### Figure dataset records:
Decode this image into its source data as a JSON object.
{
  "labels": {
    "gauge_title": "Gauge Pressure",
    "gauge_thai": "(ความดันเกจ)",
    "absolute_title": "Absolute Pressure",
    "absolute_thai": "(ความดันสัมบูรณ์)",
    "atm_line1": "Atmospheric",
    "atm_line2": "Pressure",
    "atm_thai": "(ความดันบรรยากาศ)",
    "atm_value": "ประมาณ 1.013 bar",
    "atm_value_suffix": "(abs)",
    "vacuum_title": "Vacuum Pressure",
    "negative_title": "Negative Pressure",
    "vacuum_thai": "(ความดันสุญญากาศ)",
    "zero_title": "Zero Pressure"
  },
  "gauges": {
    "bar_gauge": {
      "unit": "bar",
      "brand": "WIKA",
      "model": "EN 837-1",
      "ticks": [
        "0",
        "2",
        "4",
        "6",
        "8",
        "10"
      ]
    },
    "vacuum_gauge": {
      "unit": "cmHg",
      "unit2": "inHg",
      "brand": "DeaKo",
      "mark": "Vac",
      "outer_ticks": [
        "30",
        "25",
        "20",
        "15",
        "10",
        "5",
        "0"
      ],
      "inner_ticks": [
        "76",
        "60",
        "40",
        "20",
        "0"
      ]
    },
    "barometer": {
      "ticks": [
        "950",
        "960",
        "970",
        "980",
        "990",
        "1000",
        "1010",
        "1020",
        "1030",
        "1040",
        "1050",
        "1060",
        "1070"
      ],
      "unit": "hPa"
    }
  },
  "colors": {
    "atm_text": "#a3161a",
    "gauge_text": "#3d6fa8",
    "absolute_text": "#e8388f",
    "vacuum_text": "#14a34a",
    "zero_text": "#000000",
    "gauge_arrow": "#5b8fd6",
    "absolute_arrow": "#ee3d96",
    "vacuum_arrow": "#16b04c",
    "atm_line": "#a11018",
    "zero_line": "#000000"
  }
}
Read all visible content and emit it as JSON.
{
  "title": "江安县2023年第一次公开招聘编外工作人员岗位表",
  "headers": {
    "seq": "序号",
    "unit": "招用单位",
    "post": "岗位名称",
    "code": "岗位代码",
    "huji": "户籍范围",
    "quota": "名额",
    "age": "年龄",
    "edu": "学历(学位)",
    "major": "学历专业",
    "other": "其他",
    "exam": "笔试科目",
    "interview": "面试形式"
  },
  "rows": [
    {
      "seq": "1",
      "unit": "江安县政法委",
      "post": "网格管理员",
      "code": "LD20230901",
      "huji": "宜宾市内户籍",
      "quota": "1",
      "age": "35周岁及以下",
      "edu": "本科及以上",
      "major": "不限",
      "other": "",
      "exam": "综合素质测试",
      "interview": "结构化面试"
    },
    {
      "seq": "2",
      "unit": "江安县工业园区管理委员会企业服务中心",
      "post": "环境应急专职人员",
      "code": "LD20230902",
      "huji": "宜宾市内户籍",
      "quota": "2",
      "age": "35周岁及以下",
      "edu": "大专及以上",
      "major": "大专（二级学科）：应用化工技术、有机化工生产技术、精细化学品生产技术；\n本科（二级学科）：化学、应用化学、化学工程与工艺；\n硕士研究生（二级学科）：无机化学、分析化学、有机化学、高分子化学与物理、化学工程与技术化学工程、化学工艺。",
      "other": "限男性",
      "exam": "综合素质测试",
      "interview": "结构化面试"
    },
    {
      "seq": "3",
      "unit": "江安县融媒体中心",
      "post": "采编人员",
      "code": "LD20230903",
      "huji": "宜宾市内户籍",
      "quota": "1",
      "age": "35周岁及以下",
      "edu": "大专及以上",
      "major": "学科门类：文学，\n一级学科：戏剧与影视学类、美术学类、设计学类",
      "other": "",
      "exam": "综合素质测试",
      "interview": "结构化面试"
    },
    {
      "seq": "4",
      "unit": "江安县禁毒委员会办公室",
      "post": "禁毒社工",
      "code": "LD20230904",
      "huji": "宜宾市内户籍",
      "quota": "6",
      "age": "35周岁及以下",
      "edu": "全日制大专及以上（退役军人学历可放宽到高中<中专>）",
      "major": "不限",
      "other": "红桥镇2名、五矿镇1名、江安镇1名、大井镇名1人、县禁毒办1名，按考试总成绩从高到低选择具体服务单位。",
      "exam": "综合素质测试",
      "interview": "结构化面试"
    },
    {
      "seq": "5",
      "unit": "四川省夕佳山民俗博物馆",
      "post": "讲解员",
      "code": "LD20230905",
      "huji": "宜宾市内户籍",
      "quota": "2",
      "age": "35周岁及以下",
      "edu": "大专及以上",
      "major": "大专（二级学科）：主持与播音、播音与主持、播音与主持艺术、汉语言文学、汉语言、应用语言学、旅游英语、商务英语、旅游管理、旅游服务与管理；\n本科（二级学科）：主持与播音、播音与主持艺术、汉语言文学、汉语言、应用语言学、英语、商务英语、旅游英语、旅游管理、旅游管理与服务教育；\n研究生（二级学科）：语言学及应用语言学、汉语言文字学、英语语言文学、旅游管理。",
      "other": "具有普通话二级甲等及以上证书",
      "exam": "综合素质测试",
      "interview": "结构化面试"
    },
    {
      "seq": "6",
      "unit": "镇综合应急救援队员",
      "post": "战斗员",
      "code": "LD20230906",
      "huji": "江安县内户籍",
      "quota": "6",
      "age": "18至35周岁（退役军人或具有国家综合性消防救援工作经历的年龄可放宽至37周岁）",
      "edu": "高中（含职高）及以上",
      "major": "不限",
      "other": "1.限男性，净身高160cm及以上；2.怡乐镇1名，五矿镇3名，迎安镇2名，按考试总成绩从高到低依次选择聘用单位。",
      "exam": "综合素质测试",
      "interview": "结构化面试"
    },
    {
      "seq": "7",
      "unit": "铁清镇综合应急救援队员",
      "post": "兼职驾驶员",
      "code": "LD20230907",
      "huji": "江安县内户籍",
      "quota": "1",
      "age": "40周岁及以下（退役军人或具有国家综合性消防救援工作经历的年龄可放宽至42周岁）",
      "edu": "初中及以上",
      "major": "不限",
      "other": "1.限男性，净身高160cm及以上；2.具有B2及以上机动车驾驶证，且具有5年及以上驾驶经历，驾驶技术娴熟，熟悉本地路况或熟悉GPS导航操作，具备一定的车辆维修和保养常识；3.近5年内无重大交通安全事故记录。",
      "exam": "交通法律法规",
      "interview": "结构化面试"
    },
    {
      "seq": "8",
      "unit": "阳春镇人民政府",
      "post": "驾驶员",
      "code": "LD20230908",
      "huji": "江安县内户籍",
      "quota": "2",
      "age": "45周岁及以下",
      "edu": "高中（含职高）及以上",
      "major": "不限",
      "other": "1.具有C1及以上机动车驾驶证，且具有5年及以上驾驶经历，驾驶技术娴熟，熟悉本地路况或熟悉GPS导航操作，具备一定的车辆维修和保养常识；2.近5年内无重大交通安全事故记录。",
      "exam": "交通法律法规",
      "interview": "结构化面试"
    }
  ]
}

---

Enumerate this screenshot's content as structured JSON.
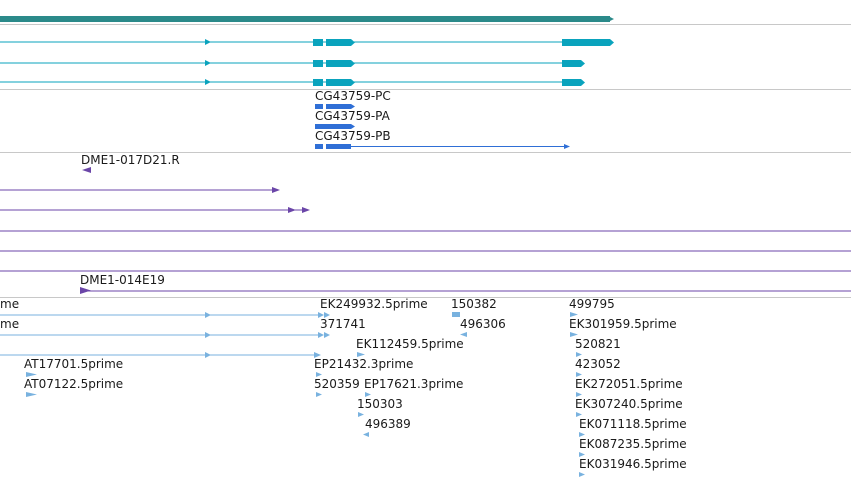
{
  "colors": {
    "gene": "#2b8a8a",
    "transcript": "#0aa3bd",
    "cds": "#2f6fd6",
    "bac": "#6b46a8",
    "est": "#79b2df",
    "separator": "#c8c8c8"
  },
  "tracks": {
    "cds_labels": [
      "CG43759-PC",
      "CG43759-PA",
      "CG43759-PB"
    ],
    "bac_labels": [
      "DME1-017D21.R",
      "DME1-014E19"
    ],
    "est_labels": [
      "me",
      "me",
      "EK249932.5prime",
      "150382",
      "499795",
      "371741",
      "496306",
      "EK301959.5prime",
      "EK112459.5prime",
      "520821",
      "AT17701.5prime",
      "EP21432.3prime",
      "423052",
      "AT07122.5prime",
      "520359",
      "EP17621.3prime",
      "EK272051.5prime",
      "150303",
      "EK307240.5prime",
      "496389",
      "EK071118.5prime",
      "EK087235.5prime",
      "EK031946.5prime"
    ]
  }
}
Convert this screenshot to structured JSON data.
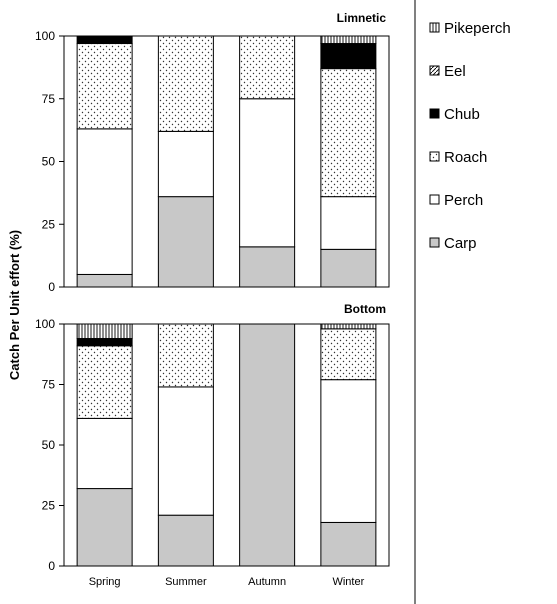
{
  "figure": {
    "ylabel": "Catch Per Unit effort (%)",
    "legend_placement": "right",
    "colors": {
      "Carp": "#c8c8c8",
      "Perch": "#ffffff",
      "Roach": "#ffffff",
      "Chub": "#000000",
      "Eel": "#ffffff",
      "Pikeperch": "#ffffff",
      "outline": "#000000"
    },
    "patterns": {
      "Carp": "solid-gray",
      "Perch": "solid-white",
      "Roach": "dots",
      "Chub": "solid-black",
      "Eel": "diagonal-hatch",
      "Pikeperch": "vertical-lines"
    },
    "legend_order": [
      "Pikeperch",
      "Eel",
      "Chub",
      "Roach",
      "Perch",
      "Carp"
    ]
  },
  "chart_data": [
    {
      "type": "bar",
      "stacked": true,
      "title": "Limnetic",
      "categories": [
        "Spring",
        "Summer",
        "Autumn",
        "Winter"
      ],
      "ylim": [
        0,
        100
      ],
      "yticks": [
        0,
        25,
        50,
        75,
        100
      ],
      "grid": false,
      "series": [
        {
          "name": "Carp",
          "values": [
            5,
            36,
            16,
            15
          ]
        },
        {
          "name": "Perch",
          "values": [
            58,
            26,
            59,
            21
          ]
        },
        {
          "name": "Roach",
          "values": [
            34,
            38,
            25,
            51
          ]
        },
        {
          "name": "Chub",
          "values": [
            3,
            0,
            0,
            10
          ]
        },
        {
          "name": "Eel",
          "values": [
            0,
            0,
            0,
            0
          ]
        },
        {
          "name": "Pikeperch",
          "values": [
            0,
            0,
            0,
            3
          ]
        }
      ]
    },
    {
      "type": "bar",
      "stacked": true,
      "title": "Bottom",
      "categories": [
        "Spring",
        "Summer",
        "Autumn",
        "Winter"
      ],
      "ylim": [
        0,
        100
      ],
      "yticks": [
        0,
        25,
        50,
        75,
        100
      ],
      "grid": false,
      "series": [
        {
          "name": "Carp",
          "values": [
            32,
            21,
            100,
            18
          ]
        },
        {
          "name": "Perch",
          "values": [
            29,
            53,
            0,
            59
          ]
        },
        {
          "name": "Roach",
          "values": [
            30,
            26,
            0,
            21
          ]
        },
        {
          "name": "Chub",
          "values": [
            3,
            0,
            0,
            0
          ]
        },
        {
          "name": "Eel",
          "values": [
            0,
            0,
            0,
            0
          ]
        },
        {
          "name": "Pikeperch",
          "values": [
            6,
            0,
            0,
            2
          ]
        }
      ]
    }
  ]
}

### Set problem:
Say how many lines in the records hold "熟悉本地路况或熟悉GPS导航操作", with the number as the whole reply.

### Response to this task:
2